#### INPUT DATA

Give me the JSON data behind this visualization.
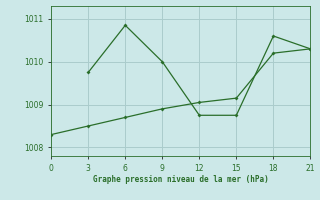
{
  "line1_x": [
    0,
    3,
    6,
    9,
    12,
    15,
    18,
    21
  ],
  "line1_y": [
    1008.3,
    1008.5,
    1008.7,
    1008.9,
    1009.05,
    1009.15,
    1010.2,
    1010.3
  ],
  "line2_x": [
    3,
    6,
    9,
    12,
    15,
    18,
    21
  ],
  "line2_y": [
    1009.75,
    1010.85,
    1010.0,
    1008.75,
    1008.75,
    1010.6,
    1010.3
  ],
  "color": "#2a6e2a",
  "xlabel": "Graphe pression niveau de la mer (hPa)",
  "xlim": [
    0,
    21
  ],
  "ylim": [
    1007.8,
    1011.3
  ],
  "yticks": [
    1008,
    1009,
    1010,
    1011
  ],
  "xticks": [
    0,
    3,
    6,
    9,
    12,
    15,
    18,
    21
  ],
  "bg_color": "#cce8e8",
  "grid_color": "#aacccc"
}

########

◆ **PROBLEM STATEMENT**
Leave out the pictures and repeat everything else in the records exactly.

◆ **RESULT OF THIS TASK**
Give me the JSON data behind this visualization.
{
  "line1_x": [
    0,
    3,
    6,
    9,
    12,
    15,
    18,
    21
  ],
  "line1_y": [
    1008.3,
    1008.5,
    1008.7,
    1008.9,
    1009.05,
    1009.15,
    1010.2,
    1010.3
  ],
  "line2_x": [
    3,
    6,
    9,
    12,
    15,
    18,
    21
  ],
  "line2_y": [
    1009.75,
    1010.85,
    1010.0,
    1008.75,
    1008.75,
    1010.6,
    1010.3
  ],
  "color": "#2a6e2a",
  "xlabel": "Graphe pression niveau de la mer (hPa)",
  "xlim": [
    0,
    21
  ],
  "ylim": [
    1007.8,
    1011.3
  ],
  "yticks": [
    1008,
    1009,
    1010,
    1011
  ],
  "xticks": [
    0,
    3,
    6,
    9,
    12,
    15,
    18,
    21
  ],
  "bg_color": "#cce8e8",
  "grid_color": "#aacccc"
}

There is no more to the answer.